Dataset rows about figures

● ● ●

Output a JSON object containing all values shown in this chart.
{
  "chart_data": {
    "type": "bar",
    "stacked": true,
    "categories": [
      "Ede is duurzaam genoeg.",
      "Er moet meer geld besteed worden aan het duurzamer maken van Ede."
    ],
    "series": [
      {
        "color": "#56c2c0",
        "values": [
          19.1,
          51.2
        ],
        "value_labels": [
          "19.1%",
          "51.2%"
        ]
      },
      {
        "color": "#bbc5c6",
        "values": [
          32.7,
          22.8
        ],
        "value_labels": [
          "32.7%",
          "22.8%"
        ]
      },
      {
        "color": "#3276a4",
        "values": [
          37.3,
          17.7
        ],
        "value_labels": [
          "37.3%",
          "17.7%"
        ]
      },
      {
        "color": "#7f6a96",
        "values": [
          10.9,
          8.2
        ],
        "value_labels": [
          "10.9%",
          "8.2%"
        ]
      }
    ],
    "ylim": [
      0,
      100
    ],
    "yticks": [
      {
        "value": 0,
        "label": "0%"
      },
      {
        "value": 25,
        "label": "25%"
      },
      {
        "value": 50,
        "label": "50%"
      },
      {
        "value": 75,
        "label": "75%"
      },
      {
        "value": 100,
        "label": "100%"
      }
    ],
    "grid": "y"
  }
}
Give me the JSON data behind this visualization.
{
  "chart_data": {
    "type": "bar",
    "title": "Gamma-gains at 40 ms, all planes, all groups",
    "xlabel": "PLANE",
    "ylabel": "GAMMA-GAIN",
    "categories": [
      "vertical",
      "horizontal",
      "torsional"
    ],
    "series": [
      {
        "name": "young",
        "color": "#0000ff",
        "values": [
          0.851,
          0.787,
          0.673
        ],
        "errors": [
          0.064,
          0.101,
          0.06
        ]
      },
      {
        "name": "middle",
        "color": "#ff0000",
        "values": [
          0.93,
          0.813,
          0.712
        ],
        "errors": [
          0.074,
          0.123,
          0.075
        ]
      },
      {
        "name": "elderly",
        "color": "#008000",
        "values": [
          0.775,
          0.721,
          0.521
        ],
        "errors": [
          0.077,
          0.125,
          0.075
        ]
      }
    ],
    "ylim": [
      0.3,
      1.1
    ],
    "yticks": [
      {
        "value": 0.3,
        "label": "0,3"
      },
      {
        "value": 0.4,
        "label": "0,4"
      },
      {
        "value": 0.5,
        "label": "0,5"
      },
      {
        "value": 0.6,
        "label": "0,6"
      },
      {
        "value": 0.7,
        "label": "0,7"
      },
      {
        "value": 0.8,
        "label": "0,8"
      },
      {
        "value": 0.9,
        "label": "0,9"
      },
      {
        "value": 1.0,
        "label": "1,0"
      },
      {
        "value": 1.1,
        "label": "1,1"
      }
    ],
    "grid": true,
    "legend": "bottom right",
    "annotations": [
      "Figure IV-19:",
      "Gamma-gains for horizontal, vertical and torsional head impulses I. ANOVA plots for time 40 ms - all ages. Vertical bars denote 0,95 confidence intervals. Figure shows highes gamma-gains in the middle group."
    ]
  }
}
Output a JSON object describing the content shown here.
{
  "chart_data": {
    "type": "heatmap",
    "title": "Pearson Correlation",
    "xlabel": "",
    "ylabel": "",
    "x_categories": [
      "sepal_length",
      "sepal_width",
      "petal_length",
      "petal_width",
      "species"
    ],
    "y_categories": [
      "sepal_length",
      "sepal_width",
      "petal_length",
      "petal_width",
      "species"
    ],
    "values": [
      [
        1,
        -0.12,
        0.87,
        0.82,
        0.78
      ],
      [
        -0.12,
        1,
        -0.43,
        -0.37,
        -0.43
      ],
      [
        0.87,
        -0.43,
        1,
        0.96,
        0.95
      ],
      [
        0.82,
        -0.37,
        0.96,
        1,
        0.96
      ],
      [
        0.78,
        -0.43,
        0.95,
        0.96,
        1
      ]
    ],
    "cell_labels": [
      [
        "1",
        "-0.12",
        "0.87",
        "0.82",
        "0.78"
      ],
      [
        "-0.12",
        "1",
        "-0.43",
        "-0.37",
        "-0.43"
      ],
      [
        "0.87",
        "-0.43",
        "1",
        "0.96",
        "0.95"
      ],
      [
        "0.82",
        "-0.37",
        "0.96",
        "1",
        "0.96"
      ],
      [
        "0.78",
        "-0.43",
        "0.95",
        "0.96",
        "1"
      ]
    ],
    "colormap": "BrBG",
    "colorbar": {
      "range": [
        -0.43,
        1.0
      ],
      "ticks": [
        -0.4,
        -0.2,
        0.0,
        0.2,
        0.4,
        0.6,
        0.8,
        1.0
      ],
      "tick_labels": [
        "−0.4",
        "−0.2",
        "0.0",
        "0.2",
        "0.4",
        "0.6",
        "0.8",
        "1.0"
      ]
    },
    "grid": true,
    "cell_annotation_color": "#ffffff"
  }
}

● ● ●

§ **DESCRIPTION OF THE TASK**:
Where does the word "object" appear in the listing? List each line that holds it.

§ **EXERCISE SOLUTION**:
Output a JSON object containing all values shown in this chart.
Output a JSON object describing the content shown here.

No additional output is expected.